(A block of data)
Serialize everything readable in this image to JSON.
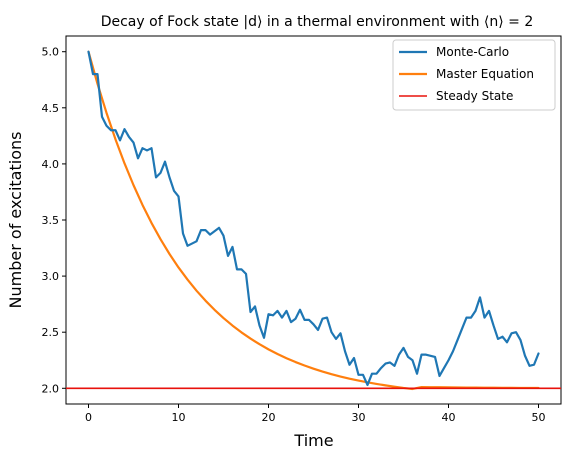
{
  "chart_data": {
    "type": "line",
    "title": "Decay of Fock state |d⟩ in a thermal environment with ⟨n⟩ = 2",
    "xlabel": "Time",
    "ylabel": "Number of excitations",
    "xlim": [
      -2.5,
      52.5
    ],
    "ylim": [
      1.86,
      5.14
    ],
    "xticks": [
      0,
      10,
      20,
      30,
      40,
      50
    ],
    "yticks": [
      2.0,
      2.5,
      3.0,
      3.5,
      4.0,
      4.5,
      5.0
    ],
    "ytick_labels": [
      "2.0",
      "2.5",
      "3.0",
      "3.5",
      "4.0",
      "4.5",
      "5.0"
    ],
    "grid": false,
    "legend_position": "top-right",
    "series": [
      {
        "name": "Monte-Carlo",
        "color": "#1f77b4",
        "x": [
          0,
          0.5,
          1,
          1.5,
          2,
          2.5,
          3,
          3.5,
          4,
          4.5,
          5,
          5.5,
          6,
          6.5,
          7,
          7.5,
          8,
          8.5,
          9,
          9.5,
          10,
          10.5,
          11,
          11.5,
          12,
          12.5,
          13,
          13.5,
          14,
          14.5,
          15,
          15.5,
          16,
          16.5,
          17,
          17.5,
          18,
          18.5,
          19,
          19.5,
          20,
          20.5,
          21,
          21.5,
          22,
          22.5,
          23,
          23.5,
          24,
          24.5,
          25,
          25.5,
          26,
          26.5,
          27,
          27.5,
          28,
          28.5,
          29,
          29.5,
          30,
          30.5,
          31,
          31.5,
          32,
          32.5,
          33,
          33.5,
          34,
          34.5,
          35,
          35.5,
          36,
          36.5,
          37,
          37.5,
          38,
          38.5,
          39,
          39.5,
          40,
          40.5,
          41,
          41.5,
          42,
          42.5,
          43,
          43.5,
          44,
          44.5,
          45,
          45.5,
          46,
          46.5,
          47,
          47.5,
          48,
          48.5,
          49,
          49.5,
          50
        ],
        "y": [
          5.0,
          4.8,
          4.8,
          4.42,
          4.34,
          4.3,
          4.3,
          4.21,
          4.31,
          4.24,
          4.19,
          4.05,
          4.14,
          4.12,
          4.14,
          3.88,
          3.92,
          4.02,
          3.88,
          3.76,
          3.71,
          3.38,
          3.27,
          3.29,
          3.31,
          3.41,
          3.41,
          3.37,
          3.4,
          3.43,
          3.36,
          3.18,
          3.26,
          3.06,
          3.06,
          3.02,
          2.68,
          2.73,
          2.56,
          2.45,
          2.66,
          2.65,
          2.69,
          2.63,
          2.69,
          2.59,
          2.62,
          2.7,
          2.61,
          2.61,
          2.57,
          2.52,
          2.62,
          2.63,
          2.5,
          2.44,
          2.49,
          2.33,
          2.21,
          2.27,
          2.12,
          2.12,
          2.03,
          2.13,
          2.13,
          2.18,
          2.22,
          2.23,
          2.2,
          2.3,
          2.36,
          2.28,
          2.25,
          2.13,
          2.3,
          2.3,
          2.29,
          2.28,
          2.11,
          2.18,
          2.25,
          2.33,
          2.43,
          2.53,
          2.63,
          2.63,
          2.69,
          2.81,
          2.63,
          2.69,
          2.56,
          2.44,
          2.46,
          2.41,
          2.49,
          2.5,
          2.43,
          2.29,
          2.2,
          2.21,
          2.31
        ]
      },
      {
        "name": "Master Equation",
        "color": "#ff7f0e",
        "x": [
          0,
          1,
          2,
          3,
          4,
          5,
          6,
          7,
          8,
          9,
          10,
          11,
          12,
          13,
          14,
          15,
          16,
          17,
          18,
          19,
          20,
          21,
          22,
          23,
          24,
          25,
          26,
          27,
          28,
          29,
          30,
          31,
          32,
          33,
          34,
          35,
          36,
          37,
          38,
          39,
          40,
          41,
          42,
          43,
          44,
          45,
          46,
          47,
          48,
          49,
          50
        ],
        "y": [
          5.0,
          4.714,
          4.455,
          4.219,
          4.005,
          3.811,
          3.634,
          3.474,
          3.329,
          3.197,
          3.077,
          2.969,
          2.87,
          2.781,
          2.7,
          2.626,
          2.559,
          2.498,
          2.443,
          2.393,
          2.347,
          2.306,
          2.268,
          2.234,
          2.203,
          2.175,
          2.149,
          2.126,
          2.105,
          2.086,
          2.069,
          2.053,
          2.039,
          2.026,
          2.014,
          2.003,
          1.994,
          2.011,
          2.01,
          2.009,
          2.008,
          2.007,
          2.006,
          2.006,
          2.005,
          2.005,
          2.004,
          2.004,
          2.003,
          2.003,
          2.003
        ]
      },
      {
        "name": "Steady State",
        "color": "#e8120c",
        "y_constant": 2.0
      }
    ]
  }
}
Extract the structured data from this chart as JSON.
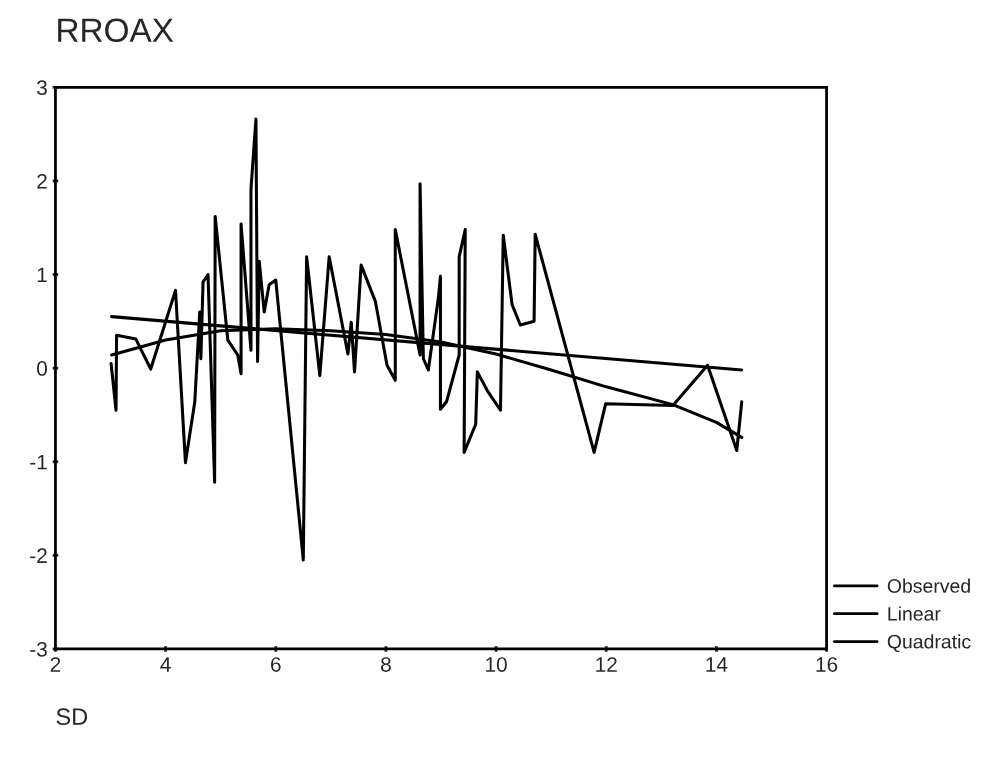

TO BE DONE.
Collect each line containing the string "JSON".

OUTPUT FOR THIS TASK.
Serialize everything readable in this image to JSON.
Extract the structured data from this chart as JSON.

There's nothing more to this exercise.